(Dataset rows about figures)
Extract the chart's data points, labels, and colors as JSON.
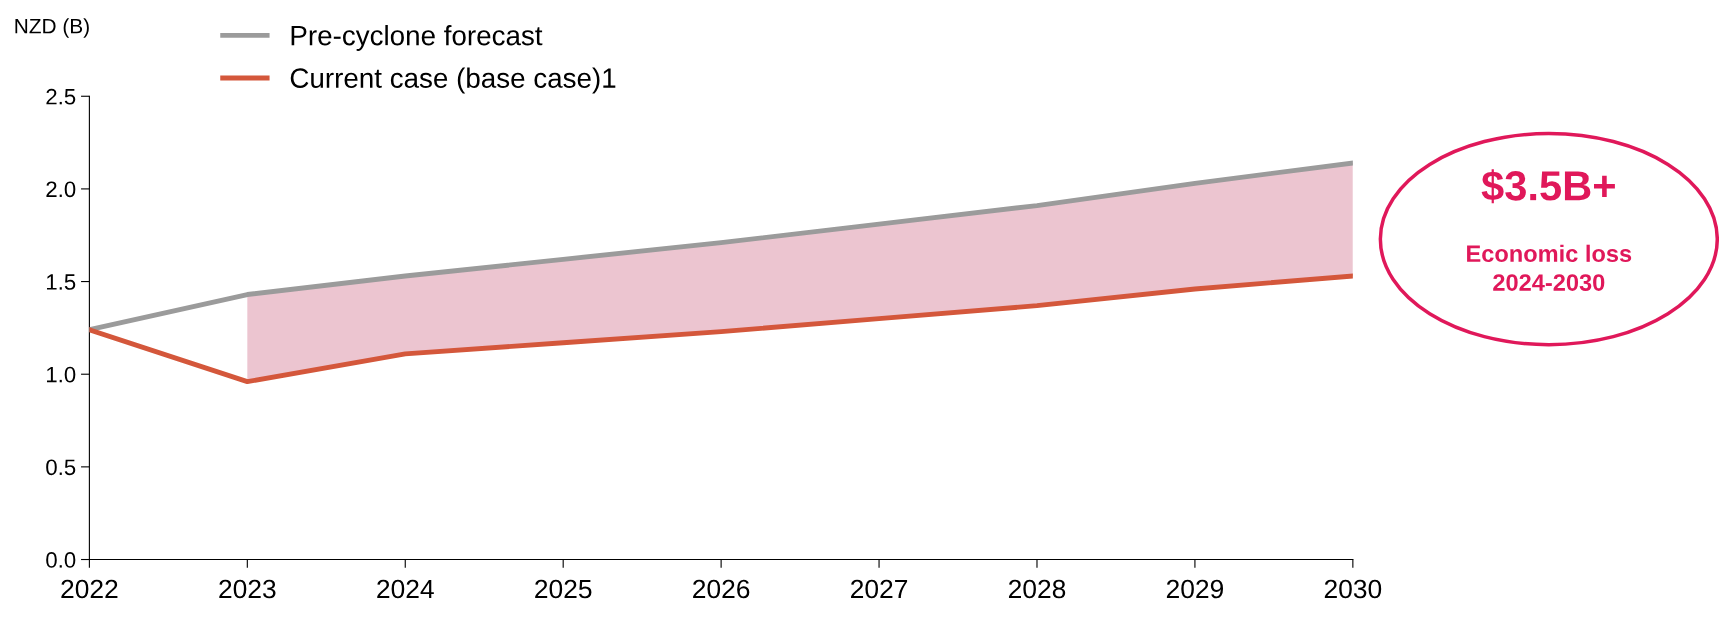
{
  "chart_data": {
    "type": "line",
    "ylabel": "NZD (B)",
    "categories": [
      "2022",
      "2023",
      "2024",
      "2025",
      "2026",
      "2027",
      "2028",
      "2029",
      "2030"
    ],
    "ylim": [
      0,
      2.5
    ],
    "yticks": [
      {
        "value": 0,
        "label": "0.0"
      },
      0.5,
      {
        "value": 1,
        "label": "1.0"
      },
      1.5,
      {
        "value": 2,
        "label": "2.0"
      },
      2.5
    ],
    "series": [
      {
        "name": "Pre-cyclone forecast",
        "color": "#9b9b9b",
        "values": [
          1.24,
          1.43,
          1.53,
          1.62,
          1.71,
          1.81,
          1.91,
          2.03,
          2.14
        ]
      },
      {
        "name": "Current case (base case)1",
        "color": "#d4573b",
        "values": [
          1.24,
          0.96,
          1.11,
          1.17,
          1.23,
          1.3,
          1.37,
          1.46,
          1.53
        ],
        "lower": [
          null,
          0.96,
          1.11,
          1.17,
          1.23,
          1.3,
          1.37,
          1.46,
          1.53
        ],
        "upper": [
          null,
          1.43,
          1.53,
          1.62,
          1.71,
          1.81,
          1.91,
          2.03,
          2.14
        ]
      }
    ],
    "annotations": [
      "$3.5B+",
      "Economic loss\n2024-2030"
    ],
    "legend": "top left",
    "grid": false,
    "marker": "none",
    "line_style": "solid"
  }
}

--

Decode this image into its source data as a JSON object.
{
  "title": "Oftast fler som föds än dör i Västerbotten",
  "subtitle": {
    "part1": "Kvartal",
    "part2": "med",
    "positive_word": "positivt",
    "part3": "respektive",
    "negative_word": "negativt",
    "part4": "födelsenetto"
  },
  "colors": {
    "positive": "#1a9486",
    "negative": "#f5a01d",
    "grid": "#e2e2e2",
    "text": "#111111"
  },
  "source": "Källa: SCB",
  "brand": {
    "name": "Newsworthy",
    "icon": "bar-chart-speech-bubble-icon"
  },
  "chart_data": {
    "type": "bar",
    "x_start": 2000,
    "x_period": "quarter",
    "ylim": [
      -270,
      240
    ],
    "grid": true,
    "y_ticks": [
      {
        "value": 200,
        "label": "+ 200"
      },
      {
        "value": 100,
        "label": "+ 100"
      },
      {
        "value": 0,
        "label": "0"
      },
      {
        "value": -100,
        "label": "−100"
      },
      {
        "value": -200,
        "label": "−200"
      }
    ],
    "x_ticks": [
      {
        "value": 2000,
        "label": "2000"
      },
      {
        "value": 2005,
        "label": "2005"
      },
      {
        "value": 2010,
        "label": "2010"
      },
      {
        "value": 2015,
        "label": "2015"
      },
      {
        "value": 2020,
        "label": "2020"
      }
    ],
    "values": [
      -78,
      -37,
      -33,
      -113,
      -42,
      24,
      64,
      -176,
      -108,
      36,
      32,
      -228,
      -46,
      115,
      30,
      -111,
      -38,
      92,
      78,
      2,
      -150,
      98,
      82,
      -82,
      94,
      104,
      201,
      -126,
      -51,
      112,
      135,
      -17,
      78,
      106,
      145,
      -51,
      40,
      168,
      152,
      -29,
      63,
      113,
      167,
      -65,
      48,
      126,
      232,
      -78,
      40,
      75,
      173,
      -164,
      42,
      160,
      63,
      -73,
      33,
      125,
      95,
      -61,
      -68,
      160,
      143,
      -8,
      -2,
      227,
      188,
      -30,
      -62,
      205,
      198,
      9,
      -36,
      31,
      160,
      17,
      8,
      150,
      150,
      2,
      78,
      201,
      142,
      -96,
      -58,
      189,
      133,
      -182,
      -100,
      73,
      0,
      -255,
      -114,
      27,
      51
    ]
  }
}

**Instructions to follow**
Report all lines of the material that contain the word "name".

**Written answer**
        "name": "Pre-cyclone forecast",
        "name": "Current case (base case)1",
    "name": "Newsworthy",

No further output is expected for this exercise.